### [EXTRACTED MATERIAL]
•••••
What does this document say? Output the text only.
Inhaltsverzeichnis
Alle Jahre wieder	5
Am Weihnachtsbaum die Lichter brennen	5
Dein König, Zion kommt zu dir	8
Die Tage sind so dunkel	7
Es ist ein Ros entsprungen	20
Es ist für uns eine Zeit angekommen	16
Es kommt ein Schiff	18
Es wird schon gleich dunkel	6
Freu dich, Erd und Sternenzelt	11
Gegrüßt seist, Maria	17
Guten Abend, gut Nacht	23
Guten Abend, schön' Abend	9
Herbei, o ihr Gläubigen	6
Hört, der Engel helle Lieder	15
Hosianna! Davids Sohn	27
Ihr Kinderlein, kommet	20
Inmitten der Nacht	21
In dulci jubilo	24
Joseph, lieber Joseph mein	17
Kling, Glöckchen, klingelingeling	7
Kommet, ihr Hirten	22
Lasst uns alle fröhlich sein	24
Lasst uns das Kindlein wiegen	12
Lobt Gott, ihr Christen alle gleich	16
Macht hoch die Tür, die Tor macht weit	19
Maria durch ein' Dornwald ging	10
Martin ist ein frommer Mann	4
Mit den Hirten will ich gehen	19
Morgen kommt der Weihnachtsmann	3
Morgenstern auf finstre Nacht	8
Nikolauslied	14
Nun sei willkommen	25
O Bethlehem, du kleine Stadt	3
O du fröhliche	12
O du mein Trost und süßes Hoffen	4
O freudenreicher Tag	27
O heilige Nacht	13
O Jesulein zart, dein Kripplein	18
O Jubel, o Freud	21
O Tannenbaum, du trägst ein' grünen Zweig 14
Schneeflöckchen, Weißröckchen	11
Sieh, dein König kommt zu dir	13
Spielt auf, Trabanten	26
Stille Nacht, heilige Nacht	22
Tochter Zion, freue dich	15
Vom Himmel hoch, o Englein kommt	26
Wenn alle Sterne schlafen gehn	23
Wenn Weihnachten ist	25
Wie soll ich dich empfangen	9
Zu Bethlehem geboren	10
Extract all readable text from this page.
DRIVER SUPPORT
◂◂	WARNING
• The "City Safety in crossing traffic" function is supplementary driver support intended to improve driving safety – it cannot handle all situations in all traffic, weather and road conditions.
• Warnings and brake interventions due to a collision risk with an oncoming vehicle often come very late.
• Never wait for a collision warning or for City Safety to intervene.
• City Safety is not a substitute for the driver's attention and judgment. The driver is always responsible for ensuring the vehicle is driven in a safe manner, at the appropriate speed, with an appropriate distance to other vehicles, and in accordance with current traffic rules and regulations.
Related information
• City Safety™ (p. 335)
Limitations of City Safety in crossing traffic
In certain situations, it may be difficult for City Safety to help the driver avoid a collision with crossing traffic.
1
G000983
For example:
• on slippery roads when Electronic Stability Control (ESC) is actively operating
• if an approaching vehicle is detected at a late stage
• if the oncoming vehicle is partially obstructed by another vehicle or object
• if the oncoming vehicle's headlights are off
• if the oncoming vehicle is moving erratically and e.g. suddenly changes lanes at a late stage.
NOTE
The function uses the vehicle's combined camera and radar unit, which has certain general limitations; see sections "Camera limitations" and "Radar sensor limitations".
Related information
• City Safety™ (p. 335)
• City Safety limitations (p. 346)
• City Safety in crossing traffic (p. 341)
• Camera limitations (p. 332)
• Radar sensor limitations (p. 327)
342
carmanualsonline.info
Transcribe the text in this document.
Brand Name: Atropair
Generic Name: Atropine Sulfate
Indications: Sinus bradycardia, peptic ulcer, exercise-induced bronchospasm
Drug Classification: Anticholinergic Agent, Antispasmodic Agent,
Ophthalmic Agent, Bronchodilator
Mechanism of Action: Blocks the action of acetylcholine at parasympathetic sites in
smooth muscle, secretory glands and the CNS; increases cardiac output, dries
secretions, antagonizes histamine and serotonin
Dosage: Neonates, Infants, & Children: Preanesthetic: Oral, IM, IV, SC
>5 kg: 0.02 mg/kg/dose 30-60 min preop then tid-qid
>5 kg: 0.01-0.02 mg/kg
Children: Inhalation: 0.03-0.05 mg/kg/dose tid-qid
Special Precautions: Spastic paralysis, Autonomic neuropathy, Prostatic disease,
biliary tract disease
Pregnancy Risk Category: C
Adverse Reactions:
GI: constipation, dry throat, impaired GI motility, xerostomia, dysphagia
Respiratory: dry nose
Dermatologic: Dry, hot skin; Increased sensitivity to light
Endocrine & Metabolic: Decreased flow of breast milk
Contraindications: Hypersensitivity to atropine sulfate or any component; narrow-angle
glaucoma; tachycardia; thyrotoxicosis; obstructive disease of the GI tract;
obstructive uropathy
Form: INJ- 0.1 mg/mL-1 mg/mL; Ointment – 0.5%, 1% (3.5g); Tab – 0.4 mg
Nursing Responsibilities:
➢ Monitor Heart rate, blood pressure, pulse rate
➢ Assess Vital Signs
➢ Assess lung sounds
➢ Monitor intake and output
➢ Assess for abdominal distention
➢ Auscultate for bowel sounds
•••••
### [TO BE DONE]
Sift through the entries and copy every line with "König".

### [EXERCISE SOLUTION]
Dein König, Zion kommt zu dir	8
Sieh, dein König kommt zu dir	13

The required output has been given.